Exercise
Give every line below again, exactly.
===
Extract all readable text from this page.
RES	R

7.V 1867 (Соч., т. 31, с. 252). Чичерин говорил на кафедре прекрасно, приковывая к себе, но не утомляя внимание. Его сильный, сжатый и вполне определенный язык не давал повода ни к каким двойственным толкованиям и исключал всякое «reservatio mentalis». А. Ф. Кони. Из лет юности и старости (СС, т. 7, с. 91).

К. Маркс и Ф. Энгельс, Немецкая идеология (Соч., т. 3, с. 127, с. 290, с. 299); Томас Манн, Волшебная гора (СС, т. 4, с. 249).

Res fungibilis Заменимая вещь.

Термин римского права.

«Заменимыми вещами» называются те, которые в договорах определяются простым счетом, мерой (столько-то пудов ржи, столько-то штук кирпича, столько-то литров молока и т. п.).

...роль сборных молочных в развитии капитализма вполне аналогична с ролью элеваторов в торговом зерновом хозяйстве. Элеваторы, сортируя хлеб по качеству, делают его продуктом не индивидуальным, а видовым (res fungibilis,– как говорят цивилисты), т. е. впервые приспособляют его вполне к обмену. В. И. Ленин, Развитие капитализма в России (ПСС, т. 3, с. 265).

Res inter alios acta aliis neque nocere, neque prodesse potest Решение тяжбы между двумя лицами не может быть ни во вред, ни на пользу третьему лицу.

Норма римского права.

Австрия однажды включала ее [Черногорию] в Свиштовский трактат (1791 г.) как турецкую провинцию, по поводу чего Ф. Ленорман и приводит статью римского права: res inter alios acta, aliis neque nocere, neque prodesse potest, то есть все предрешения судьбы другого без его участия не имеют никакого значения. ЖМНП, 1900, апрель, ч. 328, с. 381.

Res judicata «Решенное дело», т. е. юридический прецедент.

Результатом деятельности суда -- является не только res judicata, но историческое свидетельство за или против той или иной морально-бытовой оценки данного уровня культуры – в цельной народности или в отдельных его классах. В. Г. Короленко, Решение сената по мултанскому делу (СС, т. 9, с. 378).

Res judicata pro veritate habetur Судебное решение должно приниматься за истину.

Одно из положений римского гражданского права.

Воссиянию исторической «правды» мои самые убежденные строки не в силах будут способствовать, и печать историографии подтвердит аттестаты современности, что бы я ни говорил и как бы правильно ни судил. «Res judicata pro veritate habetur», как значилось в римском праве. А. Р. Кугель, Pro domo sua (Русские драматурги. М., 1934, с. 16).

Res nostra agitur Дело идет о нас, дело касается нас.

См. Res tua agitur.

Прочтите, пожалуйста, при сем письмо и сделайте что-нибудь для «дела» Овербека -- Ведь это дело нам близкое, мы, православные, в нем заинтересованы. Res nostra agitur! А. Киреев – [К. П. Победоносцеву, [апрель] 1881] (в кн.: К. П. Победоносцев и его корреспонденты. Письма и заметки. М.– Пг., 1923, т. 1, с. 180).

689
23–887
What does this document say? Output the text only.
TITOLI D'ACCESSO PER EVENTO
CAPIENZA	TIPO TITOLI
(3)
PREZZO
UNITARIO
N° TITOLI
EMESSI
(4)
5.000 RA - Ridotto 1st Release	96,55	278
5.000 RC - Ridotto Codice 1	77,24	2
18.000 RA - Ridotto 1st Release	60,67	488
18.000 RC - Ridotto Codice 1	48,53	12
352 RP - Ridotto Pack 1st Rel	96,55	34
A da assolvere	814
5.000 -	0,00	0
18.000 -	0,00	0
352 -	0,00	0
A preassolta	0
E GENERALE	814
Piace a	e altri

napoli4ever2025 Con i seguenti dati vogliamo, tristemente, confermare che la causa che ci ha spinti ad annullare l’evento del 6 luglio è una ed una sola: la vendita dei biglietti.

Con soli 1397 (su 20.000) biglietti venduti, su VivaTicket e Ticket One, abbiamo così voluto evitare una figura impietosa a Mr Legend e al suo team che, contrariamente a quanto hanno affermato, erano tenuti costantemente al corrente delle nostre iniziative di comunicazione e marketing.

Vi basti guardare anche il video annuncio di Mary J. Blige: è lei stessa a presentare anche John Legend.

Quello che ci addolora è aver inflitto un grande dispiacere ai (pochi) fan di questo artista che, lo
===
Correct result
Extract all readable text from this page.
RES	R

7.V 1867 (Соч., т. 31, с. 252). Чичерин говорил на кафедре прекрасно, приковывая к себе, но не утомляя внимание. Его сильный, сжатый и вполне определенный язык не давал повода ни к каким двойственным толкованиям и исключал всякое «reservatio mentalis». А. Ф. Кони. Из лет юности и старости (СС, т. 7, с. 91).

К. Маркс и Ф. Энгельс, Немецкая идеология (Соч., т. 3, с. 127, с. 290, с. 299); Томас Манн, Волшебная гора (СС, т. 4, с. 249).

Res fungibilis Заменимая вещь.

Термин римского права.

«Заменимыми вещами» называются те, которые в договорах определяются простым счетом, мерой (столько-то пудов ржи, столько-то штук кирпича, столько-то литров молока и т. п.).

...роль сборных молочных в развитии капитализма вполне аналогична с ролью элеваторов в торговом зерновом хозяйстве. Элеваторы, сортируя хлеб по качеству, делают его продуктом не индивидуальным, а видовым (res fungibilis,– как говорят цивилисты), т. е. впервые приспособляют его вполне к обмену. В. И. Ленин, Развитие капитализма в России (ПСС, т. 3, с. 265).

Res inter alios acta aliis neque nocere, neque prodesse potest Решение тяжбы между двумя лицами не может быть ни во вред, ни на пользу третьему лицу.

Норма римского права.

Австрия однажды включала ее [Черногорию] в Свиштовский трактат (1791 г.) как турецкую провинцию, по поводу чего Ф. Ленорман и приводит статью римского права: res inter alios acta, aliis neque nocere, neque prodesse potest, то есть все предрешения судьбы другого без его участия не имеют никакого значения. ЖМНП, 1900, апрель, ч. 328, с. 381.

Res judicata «Решенное дело», т. е. юридический прецедент.

Результатом деятельности суда -- является не только res judicata, но историческое свидетельство за или против той или иной морально-бытовой оценки данного уровня культуры – в цельной народности или в отдельных его классах. В. Г. Короленко, Решение сената по мултанскому делу (СС, т. 9, с. 378).

Res judicata pro veritate habetur Судебное решение должно приниматься за истину.

Одно из положений римского гражданского права.

Воссиянию исторической «правды» мои самые убежденные строки не в силах будут способствовать, и печать историографии подтвердит аттестаты современности, что бы я ни говорил и как бы правильно ни судил. «Res judicata pro veritate habetur», как значилось в римском праве. А. Р. Кугель, Pro domo sua (Русские драматурги. М., 1934, с. 16).

Res nostra agitur Дело идет о нас, дело касается нас.

См. Res tua agitur.

Прочтите, пожалуйста, при сем письмо и сделайте что-нибудь для «дела» Овербека -- Ведь это дело нам близкое, мы, православные, в нем заинтересованы. Res nostra agitur! А. Киреев – [К. П. Победоносцеву, [апрель] 1881] (в кн.: К. П. Победоносцев и его корреспонденты. Письма и заметки. М.– Пг., 1923, т. 1, с. 180).

689
23–887
What does this document say? Output the text only.
TITOLI D'ACCESSO PER EVENTO
CAPIENZA	TIPO TITOLI
(3)
PREZZO
UNITARIO
N° TITOLI
EMESSI
(4)
5.000 RA - Ridotto 1st Release	96,55	278
5.000 RC - Ridotto Codice 1	77,24	2
18.000 RA - Ridotto 1st Release	60,67	488
18.000 RC - Ridotto Codice 1	48,53	12
352 RP - Ridotto Pack 1st Rel	96,55	34
A da assolvere	814
5.000 -	0,00	0
18.000 -	0,00	0
352 -	0,00	0
A preassolta	0
E GENERALE	814
Piace a	e altri

napoli4ever2025 Con i seguenti dati vogliamo, tristemente, confermare che la causa che ci ha spinti ad annullare l’evento del 6 luglio è una ed una sola: la vendita dei biglietti.

Con soli 1397 (su 20.000) biglietti venduti, su VivaTicket e Ticket One, abbiamo così voluto evitare una figura impietosa a Mr Legend e al suo team che, contrariamente a quanto hanno affermato, erano tenuti costantemente al corrente delle nostre iniziative di comunicazione e marketing.

Vi basti guardare anche il video annuncio di Mary J. Blige: è lei stessa a presentare anche John Legend.

Quello che ci addolora è aver inflitto un grande dispiacere ai (pochi) fan di questo artista che, lo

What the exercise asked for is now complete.